(Extracted data entries)
+ + + +
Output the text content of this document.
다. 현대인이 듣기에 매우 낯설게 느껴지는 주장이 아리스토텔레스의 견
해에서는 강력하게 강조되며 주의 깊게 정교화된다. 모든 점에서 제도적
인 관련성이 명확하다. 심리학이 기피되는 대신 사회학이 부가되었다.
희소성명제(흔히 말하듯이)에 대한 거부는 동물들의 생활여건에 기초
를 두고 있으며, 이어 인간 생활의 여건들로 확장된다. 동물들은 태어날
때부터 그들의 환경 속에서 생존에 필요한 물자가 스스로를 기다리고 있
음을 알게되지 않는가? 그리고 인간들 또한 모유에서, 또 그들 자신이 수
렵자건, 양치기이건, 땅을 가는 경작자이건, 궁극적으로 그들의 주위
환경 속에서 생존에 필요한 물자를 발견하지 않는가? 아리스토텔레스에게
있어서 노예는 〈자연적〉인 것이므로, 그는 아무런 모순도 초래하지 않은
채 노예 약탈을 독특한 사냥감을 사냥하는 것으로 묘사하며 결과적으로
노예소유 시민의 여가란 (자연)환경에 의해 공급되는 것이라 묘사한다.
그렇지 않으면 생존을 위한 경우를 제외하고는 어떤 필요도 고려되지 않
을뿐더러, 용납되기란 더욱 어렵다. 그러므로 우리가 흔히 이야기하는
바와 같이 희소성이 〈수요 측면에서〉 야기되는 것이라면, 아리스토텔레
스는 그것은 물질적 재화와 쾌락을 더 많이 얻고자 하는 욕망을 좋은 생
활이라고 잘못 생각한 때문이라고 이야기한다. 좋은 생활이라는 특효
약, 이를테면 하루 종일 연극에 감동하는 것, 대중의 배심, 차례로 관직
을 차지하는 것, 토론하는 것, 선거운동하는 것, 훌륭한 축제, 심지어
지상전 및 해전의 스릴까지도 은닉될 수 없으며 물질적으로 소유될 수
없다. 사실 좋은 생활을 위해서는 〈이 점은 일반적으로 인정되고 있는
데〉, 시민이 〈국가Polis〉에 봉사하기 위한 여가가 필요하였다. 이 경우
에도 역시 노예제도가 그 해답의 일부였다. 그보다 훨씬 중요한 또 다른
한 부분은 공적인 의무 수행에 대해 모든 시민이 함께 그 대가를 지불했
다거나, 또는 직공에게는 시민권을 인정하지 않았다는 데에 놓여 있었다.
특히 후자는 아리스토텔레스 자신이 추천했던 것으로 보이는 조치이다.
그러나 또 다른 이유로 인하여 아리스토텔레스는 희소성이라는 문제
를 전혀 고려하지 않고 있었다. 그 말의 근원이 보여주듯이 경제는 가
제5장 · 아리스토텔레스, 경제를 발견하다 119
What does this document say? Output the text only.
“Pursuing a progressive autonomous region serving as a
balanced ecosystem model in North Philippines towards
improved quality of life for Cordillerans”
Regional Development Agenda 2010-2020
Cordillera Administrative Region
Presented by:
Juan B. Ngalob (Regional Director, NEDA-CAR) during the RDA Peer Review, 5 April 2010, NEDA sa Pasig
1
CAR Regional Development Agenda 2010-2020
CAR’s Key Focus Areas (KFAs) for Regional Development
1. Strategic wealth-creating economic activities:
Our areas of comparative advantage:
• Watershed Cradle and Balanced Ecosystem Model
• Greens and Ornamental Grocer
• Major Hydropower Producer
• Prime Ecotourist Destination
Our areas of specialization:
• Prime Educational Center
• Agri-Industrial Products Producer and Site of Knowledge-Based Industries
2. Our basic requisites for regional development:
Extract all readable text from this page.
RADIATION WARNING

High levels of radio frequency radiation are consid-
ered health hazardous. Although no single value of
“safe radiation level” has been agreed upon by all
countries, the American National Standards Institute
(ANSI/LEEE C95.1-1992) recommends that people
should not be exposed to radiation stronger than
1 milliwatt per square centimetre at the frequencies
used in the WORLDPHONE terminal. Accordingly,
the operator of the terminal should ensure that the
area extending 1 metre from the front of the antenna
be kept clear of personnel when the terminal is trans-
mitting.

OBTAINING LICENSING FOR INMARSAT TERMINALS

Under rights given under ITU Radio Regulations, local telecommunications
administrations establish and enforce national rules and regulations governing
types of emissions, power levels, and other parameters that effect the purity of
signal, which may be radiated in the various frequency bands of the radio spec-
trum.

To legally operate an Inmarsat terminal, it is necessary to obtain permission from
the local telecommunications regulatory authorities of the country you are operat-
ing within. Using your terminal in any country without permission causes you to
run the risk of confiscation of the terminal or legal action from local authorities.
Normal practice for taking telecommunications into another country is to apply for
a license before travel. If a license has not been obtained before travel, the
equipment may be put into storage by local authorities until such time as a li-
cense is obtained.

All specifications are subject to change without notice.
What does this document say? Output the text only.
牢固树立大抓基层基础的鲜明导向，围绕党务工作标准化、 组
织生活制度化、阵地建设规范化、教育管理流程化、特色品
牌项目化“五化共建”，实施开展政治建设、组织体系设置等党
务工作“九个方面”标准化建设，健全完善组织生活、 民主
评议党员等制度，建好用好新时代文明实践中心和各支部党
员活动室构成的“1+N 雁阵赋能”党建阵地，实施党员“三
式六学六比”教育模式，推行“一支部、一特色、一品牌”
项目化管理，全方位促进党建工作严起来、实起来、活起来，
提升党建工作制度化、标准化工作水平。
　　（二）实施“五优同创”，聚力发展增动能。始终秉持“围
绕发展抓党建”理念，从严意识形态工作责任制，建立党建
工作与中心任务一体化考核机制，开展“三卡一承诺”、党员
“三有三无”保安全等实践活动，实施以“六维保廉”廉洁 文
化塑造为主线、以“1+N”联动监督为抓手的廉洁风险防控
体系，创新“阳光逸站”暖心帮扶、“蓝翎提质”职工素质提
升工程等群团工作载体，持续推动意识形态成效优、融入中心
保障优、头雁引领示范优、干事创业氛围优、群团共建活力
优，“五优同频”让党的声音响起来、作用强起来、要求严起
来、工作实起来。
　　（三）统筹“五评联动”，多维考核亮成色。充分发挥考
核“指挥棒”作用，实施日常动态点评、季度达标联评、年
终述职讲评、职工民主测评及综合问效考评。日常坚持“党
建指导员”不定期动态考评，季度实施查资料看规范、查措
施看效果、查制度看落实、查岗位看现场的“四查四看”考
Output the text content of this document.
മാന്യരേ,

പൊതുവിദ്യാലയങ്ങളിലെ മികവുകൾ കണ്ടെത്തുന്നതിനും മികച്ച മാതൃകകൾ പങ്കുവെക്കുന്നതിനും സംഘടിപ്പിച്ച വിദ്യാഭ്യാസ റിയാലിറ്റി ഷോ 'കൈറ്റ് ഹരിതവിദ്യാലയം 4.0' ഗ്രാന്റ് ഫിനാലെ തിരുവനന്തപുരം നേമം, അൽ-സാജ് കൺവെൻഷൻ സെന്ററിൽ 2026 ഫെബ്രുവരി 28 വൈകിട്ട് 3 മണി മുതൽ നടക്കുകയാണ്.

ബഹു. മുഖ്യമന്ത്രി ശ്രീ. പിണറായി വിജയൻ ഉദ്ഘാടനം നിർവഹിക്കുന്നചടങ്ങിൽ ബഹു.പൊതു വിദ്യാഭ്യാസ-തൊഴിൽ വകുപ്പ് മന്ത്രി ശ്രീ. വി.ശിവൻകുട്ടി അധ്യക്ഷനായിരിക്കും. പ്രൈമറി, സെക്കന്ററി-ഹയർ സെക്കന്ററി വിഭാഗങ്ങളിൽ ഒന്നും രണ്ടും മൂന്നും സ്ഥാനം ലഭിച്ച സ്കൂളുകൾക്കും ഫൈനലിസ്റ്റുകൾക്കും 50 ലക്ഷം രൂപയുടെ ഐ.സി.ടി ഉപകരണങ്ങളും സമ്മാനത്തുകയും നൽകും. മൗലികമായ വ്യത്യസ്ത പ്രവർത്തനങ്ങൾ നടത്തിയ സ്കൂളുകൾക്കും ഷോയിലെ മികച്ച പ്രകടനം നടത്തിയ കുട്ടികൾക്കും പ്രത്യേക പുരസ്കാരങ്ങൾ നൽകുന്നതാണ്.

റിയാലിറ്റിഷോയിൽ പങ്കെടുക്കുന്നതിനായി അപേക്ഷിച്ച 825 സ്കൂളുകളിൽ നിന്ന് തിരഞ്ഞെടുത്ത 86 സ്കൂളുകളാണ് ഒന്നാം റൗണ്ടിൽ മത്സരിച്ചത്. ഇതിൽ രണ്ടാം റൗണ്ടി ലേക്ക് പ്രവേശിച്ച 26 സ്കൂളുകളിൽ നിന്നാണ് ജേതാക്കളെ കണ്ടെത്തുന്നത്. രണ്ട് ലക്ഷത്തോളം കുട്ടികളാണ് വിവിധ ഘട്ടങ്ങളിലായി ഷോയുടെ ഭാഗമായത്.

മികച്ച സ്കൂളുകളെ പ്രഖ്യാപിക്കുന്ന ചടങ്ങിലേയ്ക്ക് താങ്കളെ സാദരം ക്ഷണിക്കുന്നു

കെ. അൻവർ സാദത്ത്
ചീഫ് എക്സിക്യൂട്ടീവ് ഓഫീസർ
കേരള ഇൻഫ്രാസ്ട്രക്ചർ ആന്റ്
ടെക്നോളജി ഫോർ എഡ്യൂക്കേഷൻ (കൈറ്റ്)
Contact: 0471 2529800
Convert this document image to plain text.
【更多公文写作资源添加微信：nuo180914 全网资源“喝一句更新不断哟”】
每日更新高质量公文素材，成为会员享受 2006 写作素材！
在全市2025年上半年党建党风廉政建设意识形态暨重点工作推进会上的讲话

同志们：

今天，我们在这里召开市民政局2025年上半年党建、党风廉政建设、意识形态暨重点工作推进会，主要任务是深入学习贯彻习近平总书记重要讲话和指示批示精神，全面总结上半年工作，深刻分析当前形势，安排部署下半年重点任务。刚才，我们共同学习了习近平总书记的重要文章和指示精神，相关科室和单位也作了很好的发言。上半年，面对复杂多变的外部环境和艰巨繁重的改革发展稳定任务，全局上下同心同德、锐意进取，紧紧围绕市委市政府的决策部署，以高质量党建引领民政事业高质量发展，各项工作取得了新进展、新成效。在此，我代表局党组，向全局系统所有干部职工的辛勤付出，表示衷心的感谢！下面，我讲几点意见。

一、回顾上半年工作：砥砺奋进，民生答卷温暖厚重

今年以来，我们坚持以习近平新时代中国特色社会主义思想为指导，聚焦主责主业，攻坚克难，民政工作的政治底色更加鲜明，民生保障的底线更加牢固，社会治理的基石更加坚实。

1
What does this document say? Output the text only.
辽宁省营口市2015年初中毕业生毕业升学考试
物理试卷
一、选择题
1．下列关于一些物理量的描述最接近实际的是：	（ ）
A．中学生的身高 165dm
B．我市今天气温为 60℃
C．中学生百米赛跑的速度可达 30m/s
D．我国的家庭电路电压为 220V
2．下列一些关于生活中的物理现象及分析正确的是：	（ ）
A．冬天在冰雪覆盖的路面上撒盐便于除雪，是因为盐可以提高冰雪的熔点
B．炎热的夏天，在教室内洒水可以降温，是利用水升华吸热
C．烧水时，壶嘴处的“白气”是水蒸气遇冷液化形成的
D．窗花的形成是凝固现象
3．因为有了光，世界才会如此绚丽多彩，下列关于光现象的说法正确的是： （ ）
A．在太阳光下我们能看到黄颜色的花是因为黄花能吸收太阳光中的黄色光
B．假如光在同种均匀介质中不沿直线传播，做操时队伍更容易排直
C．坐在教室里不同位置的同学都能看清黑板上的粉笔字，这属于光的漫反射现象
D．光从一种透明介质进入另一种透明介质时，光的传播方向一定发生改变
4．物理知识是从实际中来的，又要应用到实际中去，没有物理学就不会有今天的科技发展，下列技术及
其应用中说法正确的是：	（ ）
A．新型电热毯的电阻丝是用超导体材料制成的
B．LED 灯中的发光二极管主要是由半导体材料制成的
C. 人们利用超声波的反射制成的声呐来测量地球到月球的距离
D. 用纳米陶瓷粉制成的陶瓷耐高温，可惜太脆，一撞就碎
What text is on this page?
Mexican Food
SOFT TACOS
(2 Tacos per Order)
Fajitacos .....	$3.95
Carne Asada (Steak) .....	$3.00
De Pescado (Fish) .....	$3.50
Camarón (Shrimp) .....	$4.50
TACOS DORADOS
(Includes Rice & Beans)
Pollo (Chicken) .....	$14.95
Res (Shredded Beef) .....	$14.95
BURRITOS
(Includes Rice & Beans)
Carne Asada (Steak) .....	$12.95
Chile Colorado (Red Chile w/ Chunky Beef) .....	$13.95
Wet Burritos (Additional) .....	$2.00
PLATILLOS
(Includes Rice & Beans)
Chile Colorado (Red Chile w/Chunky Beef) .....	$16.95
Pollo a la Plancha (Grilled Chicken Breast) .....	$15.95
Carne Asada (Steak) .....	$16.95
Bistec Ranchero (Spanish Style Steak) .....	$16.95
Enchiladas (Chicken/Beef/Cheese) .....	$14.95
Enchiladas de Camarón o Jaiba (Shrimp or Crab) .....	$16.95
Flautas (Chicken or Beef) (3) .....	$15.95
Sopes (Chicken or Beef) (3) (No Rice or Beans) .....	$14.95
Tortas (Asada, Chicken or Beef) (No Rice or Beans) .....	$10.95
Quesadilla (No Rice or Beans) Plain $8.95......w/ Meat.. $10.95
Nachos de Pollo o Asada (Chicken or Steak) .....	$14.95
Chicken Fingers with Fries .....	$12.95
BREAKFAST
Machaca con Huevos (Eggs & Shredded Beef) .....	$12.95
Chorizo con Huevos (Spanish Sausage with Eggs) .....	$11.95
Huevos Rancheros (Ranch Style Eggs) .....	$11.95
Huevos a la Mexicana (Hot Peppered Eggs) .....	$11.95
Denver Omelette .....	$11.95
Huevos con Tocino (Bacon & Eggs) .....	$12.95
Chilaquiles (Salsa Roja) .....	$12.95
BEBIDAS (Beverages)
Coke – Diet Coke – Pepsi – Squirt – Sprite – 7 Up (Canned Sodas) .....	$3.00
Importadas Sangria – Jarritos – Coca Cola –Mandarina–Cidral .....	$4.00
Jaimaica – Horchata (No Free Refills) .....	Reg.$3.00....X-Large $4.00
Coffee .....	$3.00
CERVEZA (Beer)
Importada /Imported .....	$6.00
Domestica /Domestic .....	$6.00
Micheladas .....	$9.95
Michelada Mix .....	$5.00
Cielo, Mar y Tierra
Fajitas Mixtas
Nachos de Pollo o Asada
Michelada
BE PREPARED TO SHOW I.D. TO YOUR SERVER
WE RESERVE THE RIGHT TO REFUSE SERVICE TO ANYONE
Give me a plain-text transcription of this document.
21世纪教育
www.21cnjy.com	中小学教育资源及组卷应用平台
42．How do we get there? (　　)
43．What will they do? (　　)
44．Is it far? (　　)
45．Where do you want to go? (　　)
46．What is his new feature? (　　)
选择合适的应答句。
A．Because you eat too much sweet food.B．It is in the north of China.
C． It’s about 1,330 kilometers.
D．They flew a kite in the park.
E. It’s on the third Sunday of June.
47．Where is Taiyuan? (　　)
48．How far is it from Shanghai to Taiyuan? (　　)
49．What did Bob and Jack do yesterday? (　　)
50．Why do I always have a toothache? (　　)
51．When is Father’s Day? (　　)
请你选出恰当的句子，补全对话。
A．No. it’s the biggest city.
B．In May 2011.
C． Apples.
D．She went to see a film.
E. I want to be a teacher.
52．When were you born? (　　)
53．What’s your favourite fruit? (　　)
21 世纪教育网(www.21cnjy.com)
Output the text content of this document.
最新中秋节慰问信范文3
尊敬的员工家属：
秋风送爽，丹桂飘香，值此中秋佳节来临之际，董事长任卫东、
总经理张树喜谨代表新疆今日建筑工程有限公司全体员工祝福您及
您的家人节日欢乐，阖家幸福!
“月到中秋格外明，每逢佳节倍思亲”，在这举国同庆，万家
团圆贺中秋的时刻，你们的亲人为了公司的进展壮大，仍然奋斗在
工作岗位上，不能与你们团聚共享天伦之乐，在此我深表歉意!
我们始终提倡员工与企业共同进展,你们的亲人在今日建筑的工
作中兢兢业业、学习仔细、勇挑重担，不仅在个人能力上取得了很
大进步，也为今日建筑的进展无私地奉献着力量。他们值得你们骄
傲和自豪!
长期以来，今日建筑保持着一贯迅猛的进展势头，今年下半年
+ + + +
Go through the records and copy each line with "should" in it.

should not be exposed to radiation stronger than
the operator of the terminal should ensure that the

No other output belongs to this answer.